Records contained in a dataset
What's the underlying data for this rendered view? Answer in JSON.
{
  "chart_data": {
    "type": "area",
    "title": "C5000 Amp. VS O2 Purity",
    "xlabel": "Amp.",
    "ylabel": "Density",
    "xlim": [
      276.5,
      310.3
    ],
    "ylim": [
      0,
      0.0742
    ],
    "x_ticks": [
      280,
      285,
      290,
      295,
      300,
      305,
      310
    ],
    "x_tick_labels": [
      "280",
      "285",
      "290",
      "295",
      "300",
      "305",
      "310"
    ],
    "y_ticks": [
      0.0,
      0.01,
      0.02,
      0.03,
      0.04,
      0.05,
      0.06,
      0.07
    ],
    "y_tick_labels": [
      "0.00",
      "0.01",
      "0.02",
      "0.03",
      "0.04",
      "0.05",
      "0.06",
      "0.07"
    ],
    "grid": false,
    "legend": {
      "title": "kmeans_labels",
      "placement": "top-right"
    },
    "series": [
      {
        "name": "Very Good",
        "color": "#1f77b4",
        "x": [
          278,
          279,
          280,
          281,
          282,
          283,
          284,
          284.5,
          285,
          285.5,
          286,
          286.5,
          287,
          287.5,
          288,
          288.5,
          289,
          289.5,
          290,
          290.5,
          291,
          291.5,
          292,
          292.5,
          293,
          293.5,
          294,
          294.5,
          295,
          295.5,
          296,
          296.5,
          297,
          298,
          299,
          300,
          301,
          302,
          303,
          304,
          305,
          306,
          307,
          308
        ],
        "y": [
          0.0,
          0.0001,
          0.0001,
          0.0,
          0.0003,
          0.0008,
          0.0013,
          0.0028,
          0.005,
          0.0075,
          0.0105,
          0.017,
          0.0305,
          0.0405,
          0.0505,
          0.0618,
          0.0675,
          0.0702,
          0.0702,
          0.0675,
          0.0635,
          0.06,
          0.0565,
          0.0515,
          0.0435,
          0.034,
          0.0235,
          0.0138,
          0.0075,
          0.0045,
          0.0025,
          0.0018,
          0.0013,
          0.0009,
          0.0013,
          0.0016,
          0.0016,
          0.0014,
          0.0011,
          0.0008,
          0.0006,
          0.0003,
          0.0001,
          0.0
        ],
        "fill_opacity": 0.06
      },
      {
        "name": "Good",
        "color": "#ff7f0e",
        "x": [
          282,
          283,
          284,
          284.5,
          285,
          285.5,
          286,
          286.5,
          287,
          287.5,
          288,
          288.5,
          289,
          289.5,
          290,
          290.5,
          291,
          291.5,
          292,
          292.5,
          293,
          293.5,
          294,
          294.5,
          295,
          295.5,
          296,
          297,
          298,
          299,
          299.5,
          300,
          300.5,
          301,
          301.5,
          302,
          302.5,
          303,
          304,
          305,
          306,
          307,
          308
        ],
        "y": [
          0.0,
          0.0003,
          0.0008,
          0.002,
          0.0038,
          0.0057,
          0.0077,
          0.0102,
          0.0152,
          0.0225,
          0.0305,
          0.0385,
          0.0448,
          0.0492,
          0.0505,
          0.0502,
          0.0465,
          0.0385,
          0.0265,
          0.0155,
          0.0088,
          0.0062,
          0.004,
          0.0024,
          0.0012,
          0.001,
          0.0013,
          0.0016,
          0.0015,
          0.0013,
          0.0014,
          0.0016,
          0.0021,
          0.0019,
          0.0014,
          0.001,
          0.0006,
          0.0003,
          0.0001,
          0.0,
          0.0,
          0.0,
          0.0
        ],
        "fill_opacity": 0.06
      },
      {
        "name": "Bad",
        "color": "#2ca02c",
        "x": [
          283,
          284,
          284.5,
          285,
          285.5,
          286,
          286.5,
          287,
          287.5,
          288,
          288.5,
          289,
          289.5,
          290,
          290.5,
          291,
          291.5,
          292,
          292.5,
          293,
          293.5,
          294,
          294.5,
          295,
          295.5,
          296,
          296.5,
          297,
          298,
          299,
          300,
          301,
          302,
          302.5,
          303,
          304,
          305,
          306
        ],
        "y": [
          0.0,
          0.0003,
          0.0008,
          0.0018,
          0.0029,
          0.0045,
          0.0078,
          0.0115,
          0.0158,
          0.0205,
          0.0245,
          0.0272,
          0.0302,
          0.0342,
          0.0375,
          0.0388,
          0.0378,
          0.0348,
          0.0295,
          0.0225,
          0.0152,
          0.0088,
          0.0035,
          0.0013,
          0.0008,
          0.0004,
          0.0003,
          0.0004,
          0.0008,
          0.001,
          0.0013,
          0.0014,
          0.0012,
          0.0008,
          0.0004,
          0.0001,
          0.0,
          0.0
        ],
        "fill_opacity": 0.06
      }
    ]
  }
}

# WHAT IS REQUIRED
Provide all the records again, word for word.

# ANSWER BELOW
What's the underlying data for this rendered view? Answer in JSON.
{
  "chart_data": {
    "type": "area",
    "title": "C5000 Amp. VS O2 Purity",
    "xlabel": "Amp.",
    "ylabel": "Density",
    "xlim": [
      276.5,
      310.3
    ],
    "ylim": [
      0,
      0.0742
    ],
    "x_ticks": [
      280,
      285,
      290,
      295,
      300,
      305,
      310
    ],
    "x_tick_labels": [
      "280",
      "285",
      "290",
      "295",
      "300",
      "305",
      "310"
    ],
    "y_ticks": [
      0.0,
      0.01,
      0.02,
      0.03,
      0.04,
      0.05,
      0.06,
      0.07
    ],
    "y_tick_labels": [
      "0.00",
      "0.01",
      "0.02",
      "0.03",
      "0.04",
      "0.05",
      "0.06",
      "0.07"
    ],
    "grid": false,
    "legend": {
      "title": "kmeans_labels",
      "placement": "top-right"
    },
    "series": [
      {
        "name": "Very Good",
        "color": "#1f77b4",
        "x": [
          278,
          279,
          280,
          281,
          282,
          283,
          284,
          284.5,
          285,
          285.5,
          286,
          286.5,
          287,
          287.5,
          288,
          288.5,
          289,
          289.5,
          290,
          290.5,
          291,
          291.5,
          292,
          292.5,
          293,
          293.5,
          294,
          294.5,
          295,
          295.5,
          296,
          296.5,
          297,
          298,
          299,
          300,
          301,
          302,
          303,
          304,
          305,
          306,
          307,
          308
        ],
        "y": [
          0.0,
          0.0001,
          0.0001,
          0.0,
          0.0003,
          0.0008,
          0.0013,
          0.0028,
          0.005,
          0.0075,
          0.0105,
          0.017,
          0.0305,
          0.0405,
          0.0505,
          0.0618,
          0.0675,
          0.0702,
          0.0702,
          0.0675,
          0.0635,
          0.06,
          0.0565,
          0.0515,
          0.0435,
          0.034,
          0.0235,
          0.0138,
          0.0075,
          0.0045,
          0.0025,
          0.0018,
          0.0013,
          0.0009,
          0.0013,
          0.0016,
          0.0016,
          0.0014,
          0.0011,
          0.0008,
          0.0006,
          0.0003,
          0.0001,
          0.0
        ],
        "fill_opacity": 0.06
      },
      {
        "name": "Good",
        "color": "#ff7f0e",
        "x": [
          282,
          283,
          284,
          284.5,
          285,
          285.5,
          286,
          286.5,
          287,
          287.5,
          288,
          288.5,
          289,
          289.5,
          290,
          290.5,
          291,
          291.5,
          292,
          292.5,
          293,
          293.5,
          294,
          294.5,
          295,
          295.5,
          296,
          297,
          298,
          299,
          299.5,
          300,
          300.5,
          301,
          301.5,
          302,
          302.5,
          303,
          304,
          305,
          306,
          307,
          308
        ],
        "y": [
          0.0,
          0.0003,
          0.0008,
          0.002,
          0.0038,
          0.0057,
          0.0077,
          0.0102,
          0.0152,
          0.0225,
          0.0305,
          0.0385,
          0.0448,
          0.0492,
          0.0505,
          0.0502,
          0.0465,
          0.0385,
          0.0265,
          0.0155,
          0.0088,
          0.0062,
          0.004,
          0.0024,
          0.0012,
          0.001,
          0.0013,
          0.0016,
          0.0015,
          0.0013,
          0.0014,
          0.0016,
          0.0021,
          0.0019,
          0.0014,
          0.001,
          0.0006,
          0.0003,
          0.0001,
          0.0,
          0.0,
          0.0,
          0.0
        ],
        "fill_opacity": 0.06
      },
      {
        "name": "Bad",
        "color": "#2ca02c",
        "x": [
          283,
          284,
          284.5,
          285,
          285.5,
          286,
          286.5,
          287,
          287.5,
          288,
          288.5,
          289,
          289.5,
          290,
          290.5,
          291,
          291.5,
          292,
          292.5,
          293,
          293.5,
          294,
          294.5,
          295,
          295.5,
          296,
          296.5,
          297,
          298,
          299,
          300,
          301,
          302,
          302.5,
          303,
          304,
          305,
          306
        ],
        "y": [
          0.0,
          0.0003,
          0.0008,
          0.0018,
          0.0029,
          0.0045,
          0.0078,
          0.0115,
          0.0158,
          0.0205,
          0.0245,
          0.0272,
          0.0302,
          0.0342,
          0.0375,
          0.0388,
          0.0378,
          0.0348,
          0.0295,
          0.0225,
          0.0152,
          0.0088,
          0.0035,
          0.0013,
          0.0008,
          0.0004,
          0.0003,
          0.0004,
          0.0008,
          0.001,
          0.0013,
          0.0014,
          0.0012,
          0.0008,
          0.0004,
          0.0001,
          0.0,
          0.0
        ],
        "fill_opacity": 0.06
      }
    ]
  }
}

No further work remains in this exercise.